** START EXERCISE INPUTS **
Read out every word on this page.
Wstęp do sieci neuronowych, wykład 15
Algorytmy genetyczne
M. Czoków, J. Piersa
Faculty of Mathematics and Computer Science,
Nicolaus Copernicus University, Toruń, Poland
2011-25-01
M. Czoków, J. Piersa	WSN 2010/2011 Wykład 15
** END EXERCISE INPUTS **
__EXERCISE DETAILS__. Write out every entry again, keeping each line exactly the same.

__FINAL ANSWER__.
Read out every word on this page.
Wstęp do sieci neuronowych, wykład 15
Algorytmy genetyczne
M. Czoków, J. Piersa
Faculty of Mathematics and Computer Science,
Nicolaus Copernicus University, Toruń, Poland
2011-25-01
M. Czoków, J. Piersa	WSN 2010/2011 Wykład 15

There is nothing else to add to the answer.